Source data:
<<<<

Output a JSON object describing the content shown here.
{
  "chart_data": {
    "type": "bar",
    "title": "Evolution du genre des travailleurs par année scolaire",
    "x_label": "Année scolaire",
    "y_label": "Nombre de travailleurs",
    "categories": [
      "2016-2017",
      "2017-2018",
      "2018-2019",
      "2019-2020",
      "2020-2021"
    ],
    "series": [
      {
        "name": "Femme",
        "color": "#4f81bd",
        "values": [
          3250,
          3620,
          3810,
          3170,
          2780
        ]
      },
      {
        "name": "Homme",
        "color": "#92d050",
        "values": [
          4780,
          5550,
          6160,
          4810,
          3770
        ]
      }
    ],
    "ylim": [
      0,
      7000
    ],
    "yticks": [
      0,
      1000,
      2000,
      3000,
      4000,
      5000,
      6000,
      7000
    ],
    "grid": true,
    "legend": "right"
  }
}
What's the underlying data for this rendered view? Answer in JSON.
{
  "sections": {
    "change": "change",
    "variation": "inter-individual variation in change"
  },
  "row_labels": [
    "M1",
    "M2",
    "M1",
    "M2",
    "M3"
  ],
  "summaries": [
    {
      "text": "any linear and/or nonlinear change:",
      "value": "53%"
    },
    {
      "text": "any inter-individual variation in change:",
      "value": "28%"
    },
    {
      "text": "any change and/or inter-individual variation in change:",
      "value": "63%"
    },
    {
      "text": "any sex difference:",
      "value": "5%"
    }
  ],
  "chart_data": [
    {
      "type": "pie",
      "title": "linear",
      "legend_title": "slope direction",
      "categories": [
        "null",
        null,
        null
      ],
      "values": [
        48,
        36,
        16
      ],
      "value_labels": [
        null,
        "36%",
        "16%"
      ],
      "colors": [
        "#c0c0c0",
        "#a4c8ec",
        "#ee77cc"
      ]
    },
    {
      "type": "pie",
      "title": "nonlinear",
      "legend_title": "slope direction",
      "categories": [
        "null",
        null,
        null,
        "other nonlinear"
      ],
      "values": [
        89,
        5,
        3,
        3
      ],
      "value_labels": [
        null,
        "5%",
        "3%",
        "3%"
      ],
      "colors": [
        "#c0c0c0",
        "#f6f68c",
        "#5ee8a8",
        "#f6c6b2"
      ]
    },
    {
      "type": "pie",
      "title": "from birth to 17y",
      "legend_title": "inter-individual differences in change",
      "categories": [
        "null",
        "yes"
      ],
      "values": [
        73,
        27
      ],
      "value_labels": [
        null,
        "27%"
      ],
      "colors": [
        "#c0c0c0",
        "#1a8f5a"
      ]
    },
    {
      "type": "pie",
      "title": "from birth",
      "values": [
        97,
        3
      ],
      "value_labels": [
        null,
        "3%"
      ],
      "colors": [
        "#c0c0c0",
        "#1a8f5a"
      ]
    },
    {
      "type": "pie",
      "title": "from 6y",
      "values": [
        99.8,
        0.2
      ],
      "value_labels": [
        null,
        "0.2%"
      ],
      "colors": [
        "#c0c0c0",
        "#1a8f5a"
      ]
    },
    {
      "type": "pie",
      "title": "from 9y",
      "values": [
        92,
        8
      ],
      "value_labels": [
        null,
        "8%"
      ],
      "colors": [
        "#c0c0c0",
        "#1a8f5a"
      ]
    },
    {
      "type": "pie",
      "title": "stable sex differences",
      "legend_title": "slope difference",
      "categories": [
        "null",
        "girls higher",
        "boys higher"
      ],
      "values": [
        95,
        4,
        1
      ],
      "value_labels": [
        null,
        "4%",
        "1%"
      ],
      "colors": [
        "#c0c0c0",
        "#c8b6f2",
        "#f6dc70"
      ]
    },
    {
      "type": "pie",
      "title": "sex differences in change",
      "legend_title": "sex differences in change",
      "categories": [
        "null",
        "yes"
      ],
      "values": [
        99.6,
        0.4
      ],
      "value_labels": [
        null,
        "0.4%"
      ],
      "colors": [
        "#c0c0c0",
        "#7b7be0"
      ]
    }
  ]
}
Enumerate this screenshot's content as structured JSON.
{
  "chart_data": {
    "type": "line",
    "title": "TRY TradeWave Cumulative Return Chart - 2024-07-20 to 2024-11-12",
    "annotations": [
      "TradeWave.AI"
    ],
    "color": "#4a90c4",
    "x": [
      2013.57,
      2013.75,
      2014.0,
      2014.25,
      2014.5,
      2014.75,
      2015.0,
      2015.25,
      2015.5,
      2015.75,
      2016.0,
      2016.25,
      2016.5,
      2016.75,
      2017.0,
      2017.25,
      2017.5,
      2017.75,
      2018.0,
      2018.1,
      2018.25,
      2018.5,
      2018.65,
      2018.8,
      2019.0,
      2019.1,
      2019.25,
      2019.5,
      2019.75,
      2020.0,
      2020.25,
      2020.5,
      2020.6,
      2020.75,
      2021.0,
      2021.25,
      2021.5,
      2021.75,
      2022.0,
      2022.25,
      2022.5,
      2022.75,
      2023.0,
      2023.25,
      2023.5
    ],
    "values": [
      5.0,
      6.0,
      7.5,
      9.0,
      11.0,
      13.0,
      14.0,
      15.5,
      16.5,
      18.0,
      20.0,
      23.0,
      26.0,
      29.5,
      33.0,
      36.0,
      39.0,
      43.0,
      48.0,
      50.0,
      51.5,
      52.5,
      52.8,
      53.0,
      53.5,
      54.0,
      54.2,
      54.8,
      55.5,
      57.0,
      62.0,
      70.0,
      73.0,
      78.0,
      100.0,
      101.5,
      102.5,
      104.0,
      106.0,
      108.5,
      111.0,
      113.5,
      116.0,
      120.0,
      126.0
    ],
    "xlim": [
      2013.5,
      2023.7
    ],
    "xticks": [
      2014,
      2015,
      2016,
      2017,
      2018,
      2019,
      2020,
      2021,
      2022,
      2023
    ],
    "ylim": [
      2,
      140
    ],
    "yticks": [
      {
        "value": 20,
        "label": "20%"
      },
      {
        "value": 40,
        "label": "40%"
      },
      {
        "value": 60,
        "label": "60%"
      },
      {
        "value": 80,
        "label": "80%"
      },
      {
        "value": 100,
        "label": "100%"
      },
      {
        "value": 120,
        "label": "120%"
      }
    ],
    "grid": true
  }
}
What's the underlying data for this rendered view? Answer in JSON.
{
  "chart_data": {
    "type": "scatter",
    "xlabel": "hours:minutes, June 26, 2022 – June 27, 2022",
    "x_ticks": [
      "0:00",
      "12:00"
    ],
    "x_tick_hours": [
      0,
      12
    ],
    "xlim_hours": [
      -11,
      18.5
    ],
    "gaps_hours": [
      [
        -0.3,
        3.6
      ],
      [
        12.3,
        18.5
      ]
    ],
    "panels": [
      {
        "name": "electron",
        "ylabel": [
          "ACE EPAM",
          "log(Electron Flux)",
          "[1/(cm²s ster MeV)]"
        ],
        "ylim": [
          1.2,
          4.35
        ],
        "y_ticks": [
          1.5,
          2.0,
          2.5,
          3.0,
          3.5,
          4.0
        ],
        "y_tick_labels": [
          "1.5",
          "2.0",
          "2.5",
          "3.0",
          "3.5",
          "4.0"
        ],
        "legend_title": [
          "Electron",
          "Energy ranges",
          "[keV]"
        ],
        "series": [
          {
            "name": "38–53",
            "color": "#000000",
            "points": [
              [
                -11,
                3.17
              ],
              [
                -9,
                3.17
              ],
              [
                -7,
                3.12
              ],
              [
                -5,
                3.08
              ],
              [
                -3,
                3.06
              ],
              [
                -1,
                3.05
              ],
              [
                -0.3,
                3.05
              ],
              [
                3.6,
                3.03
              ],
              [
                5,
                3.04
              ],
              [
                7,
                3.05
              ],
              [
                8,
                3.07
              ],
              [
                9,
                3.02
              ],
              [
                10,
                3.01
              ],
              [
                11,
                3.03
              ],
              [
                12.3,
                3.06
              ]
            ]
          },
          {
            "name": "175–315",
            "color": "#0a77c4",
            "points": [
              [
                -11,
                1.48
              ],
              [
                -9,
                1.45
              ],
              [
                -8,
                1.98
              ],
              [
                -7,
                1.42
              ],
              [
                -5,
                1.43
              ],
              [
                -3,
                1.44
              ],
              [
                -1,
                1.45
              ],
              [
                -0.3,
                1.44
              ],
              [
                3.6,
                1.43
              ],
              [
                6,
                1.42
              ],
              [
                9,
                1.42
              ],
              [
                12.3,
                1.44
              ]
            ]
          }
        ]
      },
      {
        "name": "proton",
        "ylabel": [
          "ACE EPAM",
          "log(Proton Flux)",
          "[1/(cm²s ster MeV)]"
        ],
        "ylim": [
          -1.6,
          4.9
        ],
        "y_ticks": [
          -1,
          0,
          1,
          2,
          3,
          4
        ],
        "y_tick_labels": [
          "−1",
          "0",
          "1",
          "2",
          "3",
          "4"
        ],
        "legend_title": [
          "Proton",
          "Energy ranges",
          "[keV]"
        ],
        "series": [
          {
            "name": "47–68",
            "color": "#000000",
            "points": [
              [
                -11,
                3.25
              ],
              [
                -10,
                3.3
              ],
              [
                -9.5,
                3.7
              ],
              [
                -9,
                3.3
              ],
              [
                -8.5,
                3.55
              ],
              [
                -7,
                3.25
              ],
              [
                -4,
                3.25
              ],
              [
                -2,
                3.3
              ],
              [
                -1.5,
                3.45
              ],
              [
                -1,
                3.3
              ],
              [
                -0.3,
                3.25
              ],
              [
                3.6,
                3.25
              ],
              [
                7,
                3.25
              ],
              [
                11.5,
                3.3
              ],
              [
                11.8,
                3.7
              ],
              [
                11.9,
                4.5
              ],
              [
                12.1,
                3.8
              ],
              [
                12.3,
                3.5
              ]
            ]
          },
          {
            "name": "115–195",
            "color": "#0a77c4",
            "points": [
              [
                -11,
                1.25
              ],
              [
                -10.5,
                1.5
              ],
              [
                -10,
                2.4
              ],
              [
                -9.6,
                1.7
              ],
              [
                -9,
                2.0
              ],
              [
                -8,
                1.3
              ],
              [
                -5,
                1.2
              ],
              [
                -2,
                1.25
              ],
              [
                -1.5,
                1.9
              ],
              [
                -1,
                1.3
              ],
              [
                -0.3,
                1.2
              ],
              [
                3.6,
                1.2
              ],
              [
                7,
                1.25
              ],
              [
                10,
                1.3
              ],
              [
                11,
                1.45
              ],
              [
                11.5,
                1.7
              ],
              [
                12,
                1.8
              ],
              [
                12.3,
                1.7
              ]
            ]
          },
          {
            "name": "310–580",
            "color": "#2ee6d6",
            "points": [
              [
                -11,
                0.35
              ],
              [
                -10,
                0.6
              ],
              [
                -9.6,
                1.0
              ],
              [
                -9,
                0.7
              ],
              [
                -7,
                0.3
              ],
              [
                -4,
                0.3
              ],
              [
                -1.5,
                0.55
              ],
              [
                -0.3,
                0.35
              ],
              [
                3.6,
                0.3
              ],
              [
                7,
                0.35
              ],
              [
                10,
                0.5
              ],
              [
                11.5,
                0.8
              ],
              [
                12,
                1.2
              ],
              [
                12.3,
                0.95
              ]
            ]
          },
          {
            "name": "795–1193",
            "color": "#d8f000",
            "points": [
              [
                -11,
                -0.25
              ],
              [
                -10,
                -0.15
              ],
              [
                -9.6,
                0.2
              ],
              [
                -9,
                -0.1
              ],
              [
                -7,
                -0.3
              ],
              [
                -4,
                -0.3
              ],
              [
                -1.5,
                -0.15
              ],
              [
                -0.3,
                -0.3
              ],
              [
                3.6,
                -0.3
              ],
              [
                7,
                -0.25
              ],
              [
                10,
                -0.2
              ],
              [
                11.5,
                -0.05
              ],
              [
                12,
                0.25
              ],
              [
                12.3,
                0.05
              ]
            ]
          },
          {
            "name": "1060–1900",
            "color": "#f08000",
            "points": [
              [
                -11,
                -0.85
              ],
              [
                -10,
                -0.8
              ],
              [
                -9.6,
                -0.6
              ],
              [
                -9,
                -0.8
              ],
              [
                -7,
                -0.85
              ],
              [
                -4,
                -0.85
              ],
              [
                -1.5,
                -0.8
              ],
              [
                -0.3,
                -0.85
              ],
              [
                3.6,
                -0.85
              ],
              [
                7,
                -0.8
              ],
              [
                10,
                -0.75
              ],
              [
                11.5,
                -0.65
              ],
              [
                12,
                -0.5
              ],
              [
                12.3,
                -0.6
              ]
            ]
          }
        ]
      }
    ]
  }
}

>>>>

Short problem: In the records above, find the lines containing "individual" and copy them.

Answer to the task:
    "variation": "inter-individual variation in change"
      "text": "any inter-individual variation in change:",
      "text": "any change and/or inter-individual variation in change:",
      "legend_title": "inter-individual differences in change",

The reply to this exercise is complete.